● Problem details:
Locate the line with "Serialize everything readable" in the material. Copy that line and each one after it, through the last, exactly and with nothing else.

● Input material:
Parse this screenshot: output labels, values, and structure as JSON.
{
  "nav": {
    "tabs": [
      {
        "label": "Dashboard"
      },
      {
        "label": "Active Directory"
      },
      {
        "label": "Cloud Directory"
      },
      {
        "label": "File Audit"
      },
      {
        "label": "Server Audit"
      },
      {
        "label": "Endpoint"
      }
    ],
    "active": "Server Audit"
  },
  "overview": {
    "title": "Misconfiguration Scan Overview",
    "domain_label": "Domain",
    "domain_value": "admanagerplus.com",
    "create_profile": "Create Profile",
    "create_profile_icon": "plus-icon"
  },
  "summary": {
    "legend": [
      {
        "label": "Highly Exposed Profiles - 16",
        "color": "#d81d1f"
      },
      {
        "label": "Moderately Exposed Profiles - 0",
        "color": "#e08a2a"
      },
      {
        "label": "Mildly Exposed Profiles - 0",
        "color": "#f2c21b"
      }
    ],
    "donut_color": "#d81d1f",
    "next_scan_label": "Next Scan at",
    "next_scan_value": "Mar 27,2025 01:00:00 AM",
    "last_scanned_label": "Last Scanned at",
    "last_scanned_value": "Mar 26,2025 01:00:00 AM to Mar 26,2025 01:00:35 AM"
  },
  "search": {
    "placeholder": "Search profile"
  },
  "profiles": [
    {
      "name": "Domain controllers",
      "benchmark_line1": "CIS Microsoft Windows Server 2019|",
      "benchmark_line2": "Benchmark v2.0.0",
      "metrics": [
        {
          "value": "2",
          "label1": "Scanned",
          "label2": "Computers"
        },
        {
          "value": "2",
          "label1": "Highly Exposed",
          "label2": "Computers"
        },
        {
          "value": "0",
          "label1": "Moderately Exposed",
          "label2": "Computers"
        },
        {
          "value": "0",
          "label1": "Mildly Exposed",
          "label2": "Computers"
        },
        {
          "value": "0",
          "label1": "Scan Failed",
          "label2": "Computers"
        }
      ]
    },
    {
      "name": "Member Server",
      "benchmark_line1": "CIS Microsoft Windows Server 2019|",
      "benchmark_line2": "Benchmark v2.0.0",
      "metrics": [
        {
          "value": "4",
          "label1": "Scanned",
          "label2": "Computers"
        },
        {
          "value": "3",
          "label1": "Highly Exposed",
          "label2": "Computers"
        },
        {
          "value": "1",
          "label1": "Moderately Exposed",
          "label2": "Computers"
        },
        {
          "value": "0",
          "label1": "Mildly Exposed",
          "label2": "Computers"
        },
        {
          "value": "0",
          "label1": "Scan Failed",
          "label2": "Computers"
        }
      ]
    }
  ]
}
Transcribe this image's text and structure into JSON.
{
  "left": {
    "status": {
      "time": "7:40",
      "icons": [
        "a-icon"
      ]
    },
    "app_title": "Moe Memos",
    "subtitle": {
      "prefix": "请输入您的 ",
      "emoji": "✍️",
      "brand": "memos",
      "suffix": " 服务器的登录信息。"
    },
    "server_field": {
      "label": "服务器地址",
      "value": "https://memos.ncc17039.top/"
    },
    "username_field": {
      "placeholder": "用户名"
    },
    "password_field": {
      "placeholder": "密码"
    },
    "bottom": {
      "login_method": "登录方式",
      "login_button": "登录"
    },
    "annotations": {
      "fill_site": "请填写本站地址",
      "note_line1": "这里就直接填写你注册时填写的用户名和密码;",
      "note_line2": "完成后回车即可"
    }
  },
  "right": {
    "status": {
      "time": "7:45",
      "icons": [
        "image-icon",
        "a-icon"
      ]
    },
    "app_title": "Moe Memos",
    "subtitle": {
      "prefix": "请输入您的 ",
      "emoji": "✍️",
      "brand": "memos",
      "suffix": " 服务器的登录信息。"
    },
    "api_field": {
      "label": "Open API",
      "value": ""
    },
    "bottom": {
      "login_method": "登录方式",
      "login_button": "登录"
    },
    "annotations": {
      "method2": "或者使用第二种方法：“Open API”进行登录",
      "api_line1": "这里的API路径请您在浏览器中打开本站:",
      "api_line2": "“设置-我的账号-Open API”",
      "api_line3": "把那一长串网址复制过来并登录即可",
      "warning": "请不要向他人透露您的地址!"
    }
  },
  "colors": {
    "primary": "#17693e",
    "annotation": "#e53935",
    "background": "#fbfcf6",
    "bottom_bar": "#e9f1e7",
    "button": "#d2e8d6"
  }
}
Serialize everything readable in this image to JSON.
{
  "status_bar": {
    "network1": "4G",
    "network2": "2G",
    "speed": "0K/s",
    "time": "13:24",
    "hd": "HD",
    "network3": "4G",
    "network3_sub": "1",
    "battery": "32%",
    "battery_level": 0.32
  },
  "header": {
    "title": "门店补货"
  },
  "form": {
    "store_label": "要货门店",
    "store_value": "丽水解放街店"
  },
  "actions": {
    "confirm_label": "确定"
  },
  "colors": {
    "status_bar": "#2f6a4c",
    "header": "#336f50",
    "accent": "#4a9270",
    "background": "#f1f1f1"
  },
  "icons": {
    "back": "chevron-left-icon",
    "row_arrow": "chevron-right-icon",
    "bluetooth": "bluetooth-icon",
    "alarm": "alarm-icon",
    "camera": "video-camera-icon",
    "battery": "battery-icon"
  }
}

● Task result:
Serialize everything readable in this image to JSON.
{
  "status_bar": {
    "network1": "4G",
    "network2": "2G",
    "speed": "0K/s",
    "time": "13:24",
    "hd": "HD",
    "network3": "4G",
    "network3_sub": "1",
    "battery": "32%",
    "battery_level": 0.32
  },
  "header": {
    "title": "门店补货"
  },
  "form": {
    "store_label": "要货门店",
    "store_value": "丽水解放街店"
  },
  "actions": {
    "confirm_label": "确定"
  },
  "colors": {
    "status_bar": "#2f6a4c",
    "header": "#336f50",
    "accent": "#4a9270",
    "background": "#f1f1f1"
  },
  "icons": {
    "back": "chevron-left-icon",
    "row_arrow": "chevron-right-icon",
    "bluetooth": "bluetooth-icon",
    "alarm": "alarm-icon",
    "camera": "video-camera-icon",
    "battery": "battery-icon"
  }
}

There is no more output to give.